------ LISTING

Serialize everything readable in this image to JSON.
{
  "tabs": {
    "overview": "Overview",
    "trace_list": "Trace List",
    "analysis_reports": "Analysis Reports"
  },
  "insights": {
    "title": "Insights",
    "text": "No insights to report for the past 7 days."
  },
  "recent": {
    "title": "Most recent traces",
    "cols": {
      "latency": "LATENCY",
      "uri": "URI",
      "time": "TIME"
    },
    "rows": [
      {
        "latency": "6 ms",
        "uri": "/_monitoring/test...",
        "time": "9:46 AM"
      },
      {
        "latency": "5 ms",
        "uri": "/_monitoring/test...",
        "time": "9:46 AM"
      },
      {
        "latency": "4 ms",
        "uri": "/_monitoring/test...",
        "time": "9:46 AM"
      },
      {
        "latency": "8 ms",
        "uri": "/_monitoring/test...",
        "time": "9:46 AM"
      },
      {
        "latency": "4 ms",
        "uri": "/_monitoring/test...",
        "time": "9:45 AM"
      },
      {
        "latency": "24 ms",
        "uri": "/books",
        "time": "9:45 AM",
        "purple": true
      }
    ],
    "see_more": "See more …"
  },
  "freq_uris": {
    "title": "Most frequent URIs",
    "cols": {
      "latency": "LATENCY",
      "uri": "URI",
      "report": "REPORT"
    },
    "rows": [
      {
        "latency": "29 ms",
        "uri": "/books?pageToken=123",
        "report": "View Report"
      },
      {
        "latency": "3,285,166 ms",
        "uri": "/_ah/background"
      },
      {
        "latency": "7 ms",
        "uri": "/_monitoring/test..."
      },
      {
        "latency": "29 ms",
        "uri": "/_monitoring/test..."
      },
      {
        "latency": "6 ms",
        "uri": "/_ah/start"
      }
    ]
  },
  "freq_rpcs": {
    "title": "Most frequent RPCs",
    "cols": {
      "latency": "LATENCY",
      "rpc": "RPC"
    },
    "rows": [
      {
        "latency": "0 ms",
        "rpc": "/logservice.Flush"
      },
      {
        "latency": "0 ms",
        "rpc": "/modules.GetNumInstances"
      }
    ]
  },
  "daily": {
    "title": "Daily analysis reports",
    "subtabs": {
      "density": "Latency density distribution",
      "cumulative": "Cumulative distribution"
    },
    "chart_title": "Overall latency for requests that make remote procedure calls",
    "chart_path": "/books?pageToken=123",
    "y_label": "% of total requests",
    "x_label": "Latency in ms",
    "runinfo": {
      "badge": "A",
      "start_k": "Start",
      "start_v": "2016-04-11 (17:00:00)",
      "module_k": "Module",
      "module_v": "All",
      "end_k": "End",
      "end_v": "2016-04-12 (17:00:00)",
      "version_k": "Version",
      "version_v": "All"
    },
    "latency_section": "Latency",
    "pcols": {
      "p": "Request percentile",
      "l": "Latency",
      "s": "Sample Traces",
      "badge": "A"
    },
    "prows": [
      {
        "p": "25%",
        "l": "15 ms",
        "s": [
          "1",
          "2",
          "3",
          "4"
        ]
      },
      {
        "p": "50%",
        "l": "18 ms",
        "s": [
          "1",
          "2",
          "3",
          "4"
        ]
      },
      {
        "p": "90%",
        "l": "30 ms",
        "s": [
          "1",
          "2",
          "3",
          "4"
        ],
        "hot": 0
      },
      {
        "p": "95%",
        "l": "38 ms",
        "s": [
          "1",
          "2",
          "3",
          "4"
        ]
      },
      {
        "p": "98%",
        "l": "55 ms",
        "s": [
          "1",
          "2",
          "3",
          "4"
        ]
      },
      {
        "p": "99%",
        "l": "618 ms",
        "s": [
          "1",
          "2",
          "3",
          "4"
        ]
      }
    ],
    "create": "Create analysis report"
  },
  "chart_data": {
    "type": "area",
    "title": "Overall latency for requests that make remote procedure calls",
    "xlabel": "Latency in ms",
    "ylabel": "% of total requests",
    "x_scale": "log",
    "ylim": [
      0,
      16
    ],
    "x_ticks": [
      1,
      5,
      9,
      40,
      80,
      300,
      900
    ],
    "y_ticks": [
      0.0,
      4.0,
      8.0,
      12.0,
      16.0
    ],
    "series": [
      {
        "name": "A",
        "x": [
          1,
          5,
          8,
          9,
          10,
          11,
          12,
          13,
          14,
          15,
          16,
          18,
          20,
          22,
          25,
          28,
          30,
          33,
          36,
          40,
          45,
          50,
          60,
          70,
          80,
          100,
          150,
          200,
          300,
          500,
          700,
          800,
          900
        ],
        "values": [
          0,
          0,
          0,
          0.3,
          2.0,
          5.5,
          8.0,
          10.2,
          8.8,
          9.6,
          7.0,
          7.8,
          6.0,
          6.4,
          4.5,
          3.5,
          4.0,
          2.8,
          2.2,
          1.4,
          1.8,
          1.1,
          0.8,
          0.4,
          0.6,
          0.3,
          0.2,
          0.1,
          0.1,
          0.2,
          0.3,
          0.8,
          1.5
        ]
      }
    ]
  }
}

------------
------ LISTING

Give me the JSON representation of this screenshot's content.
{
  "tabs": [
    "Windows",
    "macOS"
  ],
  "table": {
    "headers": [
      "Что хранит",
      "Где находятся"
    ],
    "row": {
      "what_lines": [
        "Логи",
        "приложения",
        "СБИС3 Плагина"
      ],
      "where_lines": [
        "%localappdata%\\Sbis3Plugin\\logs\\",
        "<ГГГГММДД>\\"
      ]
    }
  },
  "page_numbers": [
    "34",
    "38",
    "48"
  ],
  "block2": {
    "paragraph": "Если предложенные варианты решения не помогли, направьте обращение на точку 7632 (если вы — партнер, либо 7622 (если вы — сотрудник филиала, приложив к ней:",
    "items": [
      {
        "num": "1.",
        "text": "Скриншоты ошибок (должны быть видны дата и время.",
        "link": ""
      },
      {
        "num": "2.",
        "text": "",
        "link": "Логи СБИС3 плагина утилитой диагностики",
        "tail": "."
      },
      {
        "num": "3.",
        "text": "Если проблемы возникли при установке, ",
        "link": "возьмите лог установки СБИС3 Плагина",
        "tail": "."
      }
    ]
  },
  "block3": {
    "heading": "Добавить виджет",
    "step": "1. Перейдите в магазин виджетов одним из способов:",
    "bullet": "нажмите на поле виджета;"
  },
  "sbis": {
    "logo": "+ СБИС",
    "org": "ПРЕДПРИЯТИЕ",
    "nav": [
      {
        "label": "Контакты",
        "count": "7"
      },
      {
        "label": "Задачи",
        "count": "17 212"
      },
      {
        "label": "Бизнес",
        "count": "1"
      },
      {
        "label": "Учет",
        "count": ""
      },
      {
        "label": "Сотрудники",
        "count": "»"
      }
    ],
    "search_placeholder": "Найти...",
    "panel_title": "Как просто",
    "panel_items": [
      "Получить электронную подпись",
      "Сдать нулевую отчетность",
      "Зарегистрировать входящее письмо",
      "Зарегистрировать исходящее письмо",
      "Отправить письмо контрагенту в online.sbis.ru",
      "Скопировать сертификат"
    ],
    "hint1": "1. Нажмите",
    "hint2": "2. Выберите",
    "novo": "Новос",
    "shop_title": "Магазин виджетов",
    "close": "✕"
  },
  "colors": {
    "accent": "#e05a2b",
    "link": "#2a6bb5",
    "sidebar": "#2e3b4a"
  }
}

------------

In the material above, find the lines that contain "link" and show them.

        "link": ""
        "link": "Логи СБИС3 плагина утилитой диагностики",
        "link": "возьмите лог установки СБИС3 Плагина",
    "link": "#2a6bb5",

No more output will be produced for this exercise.